| EXERCISE |
Your task is to write out the complete listing exactly as it is shown.

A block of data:
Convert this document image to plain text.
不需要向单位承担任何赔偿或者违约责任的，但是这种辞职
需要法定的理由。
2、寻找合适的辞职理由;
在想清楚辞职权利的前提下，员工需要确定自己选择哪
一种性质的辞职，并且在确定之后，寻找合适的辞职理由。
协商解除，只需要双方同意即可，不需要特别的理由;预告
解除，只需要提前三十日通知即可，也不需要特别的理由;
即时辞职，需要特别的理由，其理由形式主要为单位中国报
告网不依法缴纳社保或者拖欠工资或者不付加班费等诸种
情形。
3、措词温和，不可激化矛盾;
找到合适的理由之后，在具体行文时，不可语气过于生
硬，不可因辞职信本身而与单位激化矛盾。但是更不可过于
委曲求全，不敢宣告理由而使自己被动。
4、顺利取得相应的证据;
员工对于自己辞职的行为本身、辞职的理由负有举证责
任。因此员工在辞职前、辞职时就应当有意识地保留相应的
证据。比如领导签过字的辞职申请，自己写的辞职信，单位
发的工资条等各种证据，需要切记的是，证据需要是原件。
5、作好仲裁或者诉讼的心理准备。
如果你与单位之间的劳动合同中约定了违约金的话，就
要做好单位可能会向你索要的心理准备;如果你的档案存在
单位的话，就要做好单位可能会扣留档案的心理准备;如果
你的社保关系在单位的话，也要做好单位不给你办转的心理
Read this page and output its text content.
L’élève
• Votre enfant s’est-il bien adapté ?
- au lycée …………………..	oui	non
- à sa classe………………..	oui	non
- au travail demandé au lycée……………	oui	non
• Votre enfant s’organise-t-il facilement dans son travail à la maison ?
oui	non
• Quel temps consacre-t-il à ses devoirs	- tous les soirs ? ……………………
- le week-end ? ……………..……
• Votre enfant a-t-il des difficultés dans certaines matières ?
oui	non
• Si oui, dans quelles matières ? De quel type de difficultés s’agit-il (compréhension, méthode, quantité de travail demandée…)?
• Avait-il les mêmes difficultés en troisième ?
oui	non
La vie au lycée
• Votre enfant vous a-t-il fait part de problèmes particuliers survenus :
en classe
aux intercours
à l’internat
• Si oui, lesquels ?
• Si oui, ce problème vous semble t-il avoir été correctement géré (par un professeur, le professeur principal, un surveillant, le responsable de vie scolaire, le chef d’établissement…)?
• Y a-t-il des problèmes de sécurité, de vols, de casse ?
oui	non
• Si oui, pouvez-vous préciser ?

| OUTPUT OF THE TASK |
Convert this document image to plain text.
不需要向单位承担任何赔偿或者违约责任的，但是这种辞职
需要法定的理由。
2、寻找合适的辞职理由;
在想清楚辞职权利的前提下，员工需要确定自己选择哪
一种性质的辞职，并且在确定之后，寻找合适的辞职理由。
协商解除，只需要双方同意即可，不需要特别的理由;预告
解除，只需要提前三十日通知即可，也不需要特别的理由;
即时辞职，需要特别的理由，其理由形式主要为单位中国报
告网不依法缴纳社保或者拖欠工资或者不付加班费等诸种
情形。
3、措词温和，不可激化矛盾;
找到合适的理由之后，在具体行文时，不可语气过于生
硬，不可因辞职信本身而与单位激化矛盾。但是更不可过于
委曲求全，不敢宣告理由而使自己被动。
4、顺利取得相应的证据;
员工对于自己辞职的行为本身、辞职的理由负有举证责
任。因此员工在辞职前、辞职时就应当有意识地保留相应的
证据。比如领导签过字的辞职申请，自己写的辞职信，单位
发的工资条等各种证据，需要切记的是，证据需要是原件。
5、作好仲裁或者诉讼的心理准备。
如果你与单位之间的劳动合同中约定了违约金的话，就
要做好单位可能会向你索要的心理准备;如果你的档案存在
单位的话，就要做好单位可能会扣留档案的心理准备;如果
你的社保关系在单位的话，也要做好单位不给你办转的心理
Read this page and output its text content.
L’élève
• Votre enfant s’est-il bien adapté ?
- au lycée …………………..	oui	non
- à sa classe………………..	oui	non
- au travail demandé au lycée……………	oui	non
• Votre enfant s’organise-t-il facilement dans son travail à la maison ?
oui	non
• Quel temps consacre-t-il à ses devoirs	- tous les soirs ? ……………………
- le week-end ? ……………..……
• Votre enfant a-t-il des difficultés dans certaines matières ?
oui	non
• Si oui, dans quelles matières ? De quel type de difficultés s’agit-il (compréhension, méthode, quantité de travail demandée…)?
• Avait-il les mêmes difficultés en troisième ?
oui	non
La vie au lycée
• Votre enfant vous a-t-il fait part de problèmes particuliers survenus :
en classe
aux intercours
à l’internat
• Si oui, lesquels ?
• Si oui, ce problème vous semble t-il avoir été correctement géré (par un professeur, le professeur principal, un surveillant, le responsable de vie scolaire, le chef d’établissement…)?
• Y a-t-il des problèmes de sécurité, de vols, de casse ?
oui	non
• Si oui, pouvez-vous préciser ?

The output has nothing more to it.